Exercise: Reproduce the records that follow exactly as they appear.

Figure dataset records
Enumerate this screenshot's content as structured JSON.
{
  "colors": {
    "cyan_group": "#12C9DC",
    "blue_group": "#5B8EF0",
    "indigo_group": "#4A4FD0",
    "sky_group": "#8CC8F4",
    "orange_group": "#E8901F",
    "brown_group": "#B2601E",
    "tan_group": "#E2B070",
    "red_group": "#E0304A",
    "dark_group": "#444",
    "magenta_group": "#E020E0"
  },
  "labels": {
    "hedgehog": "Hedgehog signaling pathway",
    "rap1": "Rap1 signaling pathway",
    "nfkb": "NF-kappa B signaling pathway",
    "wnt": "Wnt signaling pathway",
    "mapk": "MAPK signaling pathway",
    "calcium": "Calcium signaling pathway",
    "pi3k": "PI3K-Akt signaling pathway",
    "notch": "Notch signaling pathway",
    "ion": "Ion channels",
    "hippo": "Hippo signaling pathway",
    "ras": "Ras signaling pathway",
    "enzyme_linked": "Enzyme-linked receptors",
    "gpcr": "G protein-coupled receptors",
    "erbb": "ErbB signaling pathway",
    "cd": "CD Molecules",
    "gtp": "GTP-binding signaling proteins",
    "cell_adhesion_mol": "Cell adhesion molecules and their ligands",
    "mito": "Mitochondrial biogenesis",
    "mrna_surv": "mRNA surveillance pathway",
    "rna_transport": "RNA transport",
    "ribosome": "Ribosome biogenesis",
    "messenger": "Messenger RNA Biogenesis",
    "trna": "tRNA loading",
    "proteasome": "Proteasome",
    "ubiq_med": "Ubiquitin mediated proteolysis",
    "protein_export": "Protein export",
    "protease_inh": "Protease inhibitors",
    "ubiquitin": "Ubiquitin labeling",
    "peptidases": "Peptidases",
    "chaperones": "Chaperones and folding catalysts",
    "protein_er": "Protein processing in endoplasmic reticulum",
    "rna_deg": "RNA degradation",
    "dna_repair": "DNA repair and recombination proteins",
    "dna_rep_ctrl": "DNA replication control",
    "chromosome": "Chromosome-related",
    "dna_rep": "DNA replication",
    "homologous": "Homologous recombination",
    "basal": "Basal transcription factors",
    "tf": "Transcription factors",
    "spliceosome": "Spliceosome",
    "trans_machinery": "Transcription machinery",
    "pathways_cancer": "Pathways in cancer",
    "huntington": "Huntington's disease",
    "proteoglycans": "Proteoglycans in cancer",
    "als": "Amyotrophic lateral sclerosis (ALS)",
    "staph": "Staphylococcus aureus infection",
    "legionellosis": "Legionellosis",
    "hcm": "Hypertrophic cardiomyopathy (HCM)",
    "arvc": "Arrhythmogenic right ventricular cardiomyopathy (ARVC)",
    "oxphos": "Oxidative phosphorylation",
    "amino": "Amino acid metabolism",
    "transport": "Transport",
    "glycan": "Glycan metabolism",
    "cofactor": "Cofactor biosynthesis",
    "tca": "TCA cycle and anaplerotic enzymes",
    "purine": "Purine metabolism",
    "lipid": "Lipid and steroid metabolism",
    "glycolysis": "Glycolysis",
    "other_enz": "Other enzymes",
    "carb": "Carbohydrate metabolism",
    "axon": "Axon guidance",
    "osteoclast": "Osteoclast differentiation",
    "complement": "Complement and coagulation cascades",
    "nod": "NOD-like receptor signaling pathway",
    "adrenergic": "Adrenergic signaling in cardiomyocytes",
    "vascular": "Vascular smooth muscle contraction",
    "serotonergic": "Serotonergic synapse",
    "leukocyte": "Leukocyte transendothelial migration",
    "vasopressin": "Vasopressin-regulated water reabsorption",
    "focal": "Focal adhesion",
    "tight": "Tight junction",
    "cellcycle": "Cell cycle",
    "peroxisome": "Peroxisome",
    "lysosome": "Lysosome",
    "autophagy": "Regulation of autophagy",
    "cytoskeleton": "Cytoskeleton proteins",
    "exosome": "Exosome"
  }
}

Reply to the task:
Enumerate this screenshot's content as structured JSON.
{
  "colors": {
    "cyan_group": "#12C9DC",
    "blue_group": "#5B8EF0",
    "indigo_group": "#4A4FD0",
    "sky_group": "#8CC8F4",
    "orange_group": "#E8901F",
    "brown_group": "#B2601E",
    "tan_group": "#E2B070",
    "red_group": "#E0304A",
    "dark_group": "#444",
    "magenta_group": "#E020E0"
  },
  "labels": {
    "hedgehog": "Hedgehog signaling pathway",
    "rap1": "Rap1 signaling pathway",
    "nfkb": "NF-kappa B signaling pathway",
    "wnt": "Wnt signaling pathway",
    "mapk": "MAPK signaling pathway",
    "calcium": "Calcium signaling pathway",
    "pi3k": "PI3K-Akt signaling pathway",
    "notch": "Notch signaling pathway",
    "ion": "Ion channels",
    "hippo": "Hippo signaling pathway",
    "ras": "Ras signaling pathway",
    "enzyme_linked": "Enzyme-linked receptors",
    "gpcr": "G protein-coupled receptors",
    "erbb": "ErbB signaling pathway",
    "cd": "CD Molecules",
    "gtp": "GTP-binding signaling proteins",
    "cell_adhesion_mol": "Cell adhesion molecules and their ligands",
    "mito": "Mitochondrial biogenesis",
    "mrna_surv": "mRNA surveillance pathway",
    "rna_transport": "RNA transport",
    "ribosome": "Ribosome biogenesis",
    "messenger": "Messenger RNA Biogenesis",
    "trna": "tRNA loading",
    "proteasome": "Proteasome",
    "ubiq_med": "Ubiquitin mediated proteolysis",
    "protein_export": "Protein export",
    "protease_inh": "Protease inhibitors",
    "ubiquitin": "Ubiquitin labeling",
    "peptidases": "Peptidases",
    "chaperones": "Chaperones and folding catalysts",
    "protein_er": "Protein processing in endoplasmic reticulum",
    "rna_deg": "RNA degradation",
    "dna_repair": "DNA repair and recombination proteins",
    "dna_rep_ctrl": "DNA replication control",
    "chromosome": "Chromosome-related",
    "dna_rep": "DNA replication",
    "homologous": "Homologous recombination",
    "basal": "Basal transcription factors",
    "tf": "Transcription factors",
    "spliceosome": "Spliceosome",
    "trans_machinery": "Transcription machinery",
    "pathways_cancer": "Pathways in cancer",
    "huntington": "Huntington's disease",
    "proteoglycans": "Proteoglycans in cancer",
    "als": "Amyotrophic lateral sclerosis (ALS)",
    "staph": "Staphylococcus aureus infection",
    "legionellosis": "Legionellosis",
    "hcm": "Hypertrophic cardiomyopathy (HCM)",
    "arvc": "Arrhythmogenic right ventricular cardiomyopathy (ARVC)",
    "oxphos": "Oxidative phosphorylation",
    "amino": "Amino acid metabolism",
    "transport": "Transport",
    "glycan": "Glycan metabolism",
    "cofactor": "Cofactor biosynthesis",
    "tca": "TCA cycle and anaplerotic enzymes",
    "purine": "Purine metabolism",
    "lipid": "Lipid and steroid metabolism",
    "glycolysis": "Glycolysis",
    "other_enz": "Other enzymes",
    "carb": "Carbohydrate metabolism",
    "axon": "Axon guidance",
    "osteoclast": "Osteoclast differentiation",
    "complement": "Complement and coagulation cascades",
    "nod": "NOD-like receptor signaling pathway",
    "adrenergic": "Adrenergic signaling in cardiomyocytes",
    "vascular": "Vascular smooth muscle contraction",
    "serotonergic": "Serotonergic synapse",
    "leukocyte": "Leukocyte transendothelial migration",
    "vasopressin": "Vasopressin-regulated water reabsorption",
    "focal": "Focal adhesion",
    "tight": "Tight junction",
    "cellcycle": "Cell cycle",
    "peroxisome": "Peroxisome",
    "lysosome": "Lysosome",
    "autophagy": "Regulation of autophagy",
    "cytoskeleton": "Cytoskeleton proteins",
    "exosome": "Exosome"
  }
}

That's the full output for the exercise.